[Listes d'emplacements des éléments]
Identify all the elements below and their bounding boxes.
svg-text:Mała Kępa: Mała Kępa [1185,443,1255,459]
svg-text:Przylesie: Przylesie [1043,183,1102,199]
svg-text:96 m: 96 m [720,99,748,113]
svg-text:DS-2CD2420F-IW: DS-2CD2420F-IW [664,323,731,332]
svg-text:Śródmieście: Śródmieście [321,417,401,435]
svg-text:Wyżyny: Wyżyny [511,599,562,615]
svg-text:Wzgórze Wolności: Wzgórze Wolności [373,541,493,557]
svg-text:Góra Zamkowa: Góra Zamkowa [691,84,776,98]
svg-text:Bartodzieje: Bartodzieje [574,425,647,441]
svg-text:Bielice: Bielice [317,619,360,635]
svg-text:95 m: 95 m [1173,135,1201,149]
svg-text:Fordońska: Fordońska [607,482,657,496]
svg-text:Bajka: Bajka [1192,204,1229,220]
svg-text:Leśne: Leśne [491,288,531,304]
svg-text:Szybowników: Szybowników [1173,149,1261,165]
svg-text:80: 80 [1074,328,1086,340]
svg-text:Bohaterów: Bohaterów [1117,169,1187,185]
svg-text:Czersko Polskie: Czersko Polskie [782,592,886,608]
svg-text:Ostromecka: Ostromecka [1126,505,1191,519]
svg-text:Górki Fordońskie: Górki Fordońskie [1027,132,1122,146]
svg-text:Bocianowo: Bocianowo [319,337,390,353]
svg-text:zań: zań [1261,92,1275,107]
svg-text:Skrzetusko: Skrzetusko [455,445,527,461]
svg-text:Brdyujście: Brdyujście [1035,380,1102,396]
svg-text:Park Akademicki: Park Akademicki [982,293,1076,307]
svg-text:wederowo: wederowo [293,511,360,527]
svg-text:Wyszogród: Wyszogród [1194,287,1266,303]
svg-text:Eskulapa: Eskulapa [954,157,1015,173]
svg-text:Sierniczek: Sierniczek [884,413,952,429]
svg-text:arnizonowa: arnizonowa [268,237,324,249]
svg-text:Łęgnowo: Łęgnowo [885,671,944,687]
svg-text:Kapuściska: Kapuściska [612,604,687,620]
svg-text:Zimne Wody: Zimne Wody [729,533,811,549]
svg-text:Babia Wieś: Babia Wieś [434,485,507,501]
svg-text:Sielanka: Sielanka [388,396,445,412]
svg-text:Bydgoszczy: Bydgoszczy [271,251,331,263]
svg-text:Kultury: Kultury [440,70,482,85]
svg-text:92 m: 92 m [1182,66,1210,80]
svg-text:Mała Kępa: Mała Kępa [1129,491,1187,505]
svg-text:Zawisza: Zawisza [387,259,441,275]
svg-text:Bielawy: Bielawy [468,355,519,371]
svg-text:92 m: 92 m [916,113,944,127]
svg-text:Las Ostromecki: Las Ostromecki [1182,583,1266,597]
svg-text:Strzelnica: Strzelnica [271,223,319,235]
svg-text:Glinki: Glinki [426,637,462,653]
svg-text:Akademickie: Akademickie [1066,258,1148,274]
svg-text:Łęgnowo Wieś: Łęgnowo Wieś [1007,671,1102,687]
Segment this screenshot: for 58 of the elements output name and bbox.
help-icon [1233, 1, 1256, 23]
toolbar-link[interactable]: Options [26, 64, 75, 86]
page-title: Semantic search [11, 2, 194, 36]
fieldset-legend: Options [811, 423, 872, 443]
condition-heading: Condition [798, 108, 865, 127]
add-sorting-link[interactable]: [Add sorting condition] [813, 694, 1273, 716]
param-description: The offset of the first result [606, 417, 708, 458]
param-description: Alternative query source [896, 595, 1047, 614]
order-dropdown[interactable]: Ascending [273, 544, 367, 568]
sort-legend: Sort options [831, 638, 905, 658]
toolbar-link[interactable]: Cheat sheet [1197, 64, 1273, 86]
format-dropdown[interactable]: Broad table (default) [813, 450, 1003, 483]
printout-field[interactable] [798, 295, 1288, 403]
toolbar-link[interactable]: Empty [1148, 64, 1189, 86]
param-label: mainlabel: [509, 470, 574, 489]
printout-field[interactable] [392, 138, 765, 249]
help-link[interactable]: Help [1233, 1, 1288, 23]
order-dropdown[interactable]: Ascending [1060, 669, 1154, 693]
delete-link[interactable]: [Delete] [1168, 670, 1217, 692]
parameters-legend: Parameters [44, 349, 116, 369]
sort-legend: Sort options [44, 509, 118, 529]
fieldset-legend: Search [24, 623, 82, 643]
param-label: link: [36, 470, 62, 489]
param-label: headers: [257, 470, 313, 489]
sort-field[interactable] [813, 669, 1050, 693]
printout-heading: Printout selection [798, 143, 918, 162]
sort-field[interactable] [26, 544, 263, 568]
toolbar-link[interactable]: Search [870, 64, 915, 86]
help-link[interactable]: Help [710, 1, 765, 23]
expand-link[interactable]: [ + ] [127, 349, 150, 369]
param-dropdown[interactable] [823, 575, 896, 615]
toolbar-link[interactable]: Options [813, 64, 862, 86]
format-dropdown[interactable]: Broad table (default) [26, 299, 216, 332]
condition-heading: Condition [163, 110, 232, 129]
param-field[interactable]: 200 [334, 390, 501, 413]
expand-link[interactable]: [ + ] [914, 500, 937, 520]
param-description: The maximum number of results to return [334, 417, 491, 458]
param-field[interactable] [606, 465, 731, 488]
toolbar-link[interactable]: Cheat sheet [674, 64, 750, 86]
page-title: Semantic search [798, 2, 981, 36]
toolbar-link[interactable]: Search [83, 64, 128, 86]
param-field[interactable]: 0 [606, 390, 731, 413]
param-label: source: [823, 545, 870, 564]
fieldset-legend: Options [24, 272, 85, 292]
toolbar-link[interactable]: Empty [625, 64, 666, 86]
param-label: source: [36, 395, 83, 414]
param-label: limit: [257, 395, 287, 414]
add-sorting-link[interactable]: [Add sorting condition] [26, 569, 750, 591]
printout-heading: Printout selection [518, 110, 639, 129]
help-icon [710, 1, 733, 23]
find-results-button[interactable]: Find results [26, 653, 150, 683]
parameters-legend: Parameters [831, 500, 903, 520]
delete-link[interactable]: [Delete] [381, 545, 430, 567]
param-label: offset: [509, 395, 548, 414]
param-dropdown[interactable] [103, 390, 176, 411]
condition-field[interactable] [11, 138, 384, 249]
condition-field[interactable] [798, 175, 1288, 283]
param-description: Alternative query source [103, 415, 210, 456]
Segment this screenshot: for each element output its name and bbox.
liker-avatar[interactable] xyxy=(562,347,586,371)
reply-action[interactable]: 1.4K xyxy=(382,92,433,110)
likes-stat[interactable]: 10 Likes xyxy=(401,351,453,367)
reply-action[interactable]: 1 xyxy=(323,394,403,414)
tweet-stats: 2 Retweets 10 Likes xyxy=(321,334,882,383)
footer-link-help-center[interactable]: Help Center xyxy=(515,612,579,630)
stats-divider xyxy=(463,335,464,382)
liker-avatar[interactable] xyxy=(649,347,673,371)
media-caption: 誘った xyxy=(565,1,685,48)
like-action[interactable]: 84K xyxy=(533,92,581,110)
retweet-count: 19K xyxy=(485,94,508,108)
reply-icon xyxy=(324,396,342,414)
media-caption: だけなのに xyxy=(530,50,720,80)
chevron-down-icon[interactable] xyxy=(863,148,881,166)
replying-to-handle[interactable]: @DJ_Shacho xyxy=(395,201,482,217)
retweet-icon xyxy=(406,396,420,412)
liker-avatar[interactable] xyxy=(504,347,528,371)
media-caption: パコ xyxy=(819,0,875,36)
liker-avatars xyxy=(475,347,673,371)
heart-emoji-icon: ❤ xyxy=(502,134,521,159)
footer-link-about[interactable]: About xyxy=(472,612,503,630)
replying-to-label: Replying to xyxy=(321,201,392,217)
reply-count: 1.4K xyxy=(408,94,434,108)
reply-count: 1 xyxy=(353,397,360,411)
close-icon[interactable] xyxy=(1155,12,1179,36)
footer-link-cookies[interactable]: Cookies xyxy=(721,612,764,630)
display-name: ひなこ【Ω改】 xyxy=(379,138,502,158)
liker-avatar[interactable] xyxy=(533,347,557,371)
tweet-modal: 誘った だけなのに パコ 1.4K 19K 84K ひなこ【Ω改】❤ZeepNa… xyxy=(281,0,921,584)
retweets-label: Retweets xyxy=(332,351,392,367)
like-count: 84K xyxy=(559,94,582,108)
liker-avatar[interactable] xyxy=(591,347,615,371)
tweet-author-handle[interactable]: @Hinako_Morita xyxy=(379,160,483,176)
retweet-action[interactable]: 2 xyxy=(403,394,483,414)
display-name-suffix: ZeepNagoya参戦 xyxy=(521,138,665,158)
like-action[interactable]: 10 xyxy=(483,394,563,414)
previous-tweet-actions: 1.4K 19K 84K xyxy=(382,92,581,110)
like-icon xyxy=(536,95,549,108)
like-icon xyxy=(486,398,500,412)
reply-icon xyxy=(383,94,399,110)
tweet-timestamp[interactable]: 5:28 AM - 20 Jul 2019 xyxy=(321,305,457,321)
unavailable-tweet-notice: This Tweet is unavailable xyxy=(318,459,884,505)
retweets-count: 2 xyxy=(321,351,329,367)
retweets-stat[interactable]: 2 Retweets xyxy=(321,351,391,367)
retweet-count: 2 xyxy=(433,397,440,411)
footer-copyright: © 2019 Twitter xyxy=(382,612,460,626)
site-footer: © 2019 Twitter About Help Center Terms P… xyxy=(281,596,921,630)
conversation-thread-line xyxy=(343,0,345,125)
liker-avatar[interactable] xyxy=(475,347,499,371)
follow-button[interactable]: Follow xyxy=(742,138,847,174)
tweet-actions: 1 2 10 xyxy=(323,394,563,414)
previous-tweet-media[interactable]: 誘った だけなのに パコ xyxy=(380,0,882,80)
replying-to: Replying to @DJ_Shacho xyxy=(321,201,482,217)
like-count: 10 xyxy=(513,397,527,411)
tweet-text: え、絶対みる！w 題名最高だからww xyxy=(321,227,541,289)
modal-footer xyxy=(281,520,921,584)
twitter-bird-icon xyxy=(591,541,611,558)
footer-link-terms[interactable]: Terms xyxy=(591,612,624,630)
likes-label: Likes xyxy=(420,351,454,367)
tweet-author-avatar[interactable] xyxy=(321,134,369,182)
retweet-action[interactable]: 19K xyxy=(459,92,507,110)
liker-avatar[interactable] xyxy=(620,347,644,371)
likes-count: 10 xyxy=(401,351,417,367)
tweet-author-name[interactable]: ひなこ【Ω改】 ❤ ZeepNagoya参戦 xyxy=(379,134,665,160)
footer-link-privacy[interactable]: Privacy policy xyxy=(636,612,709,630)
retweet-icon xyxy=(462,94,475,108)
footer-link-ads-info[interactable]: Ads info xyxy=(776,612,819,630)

### Énoncé
Recopiez mot pour mot les données à partir de leur toute première ligne, et arrêtez-vous après la ligne contenant « svg-text:DS-2CD2420F-IW: DS-2CD2420F-IW [664,323,731,332] », celle-ci comprise.

### Résultat attendu
Identify all the elements below and their bounding boxes.
svg-text:Mała Kępa: Mała Kępa [1185,443,1255,459]
svg-text:Przylesie: Przylesie [1043,183,1102,199]
svg-text:96 m: 96 m [720,99,748,113]
svg-text:DS-2CD2420F-IW: DS-2CD2420F-IW [664,323,731,332]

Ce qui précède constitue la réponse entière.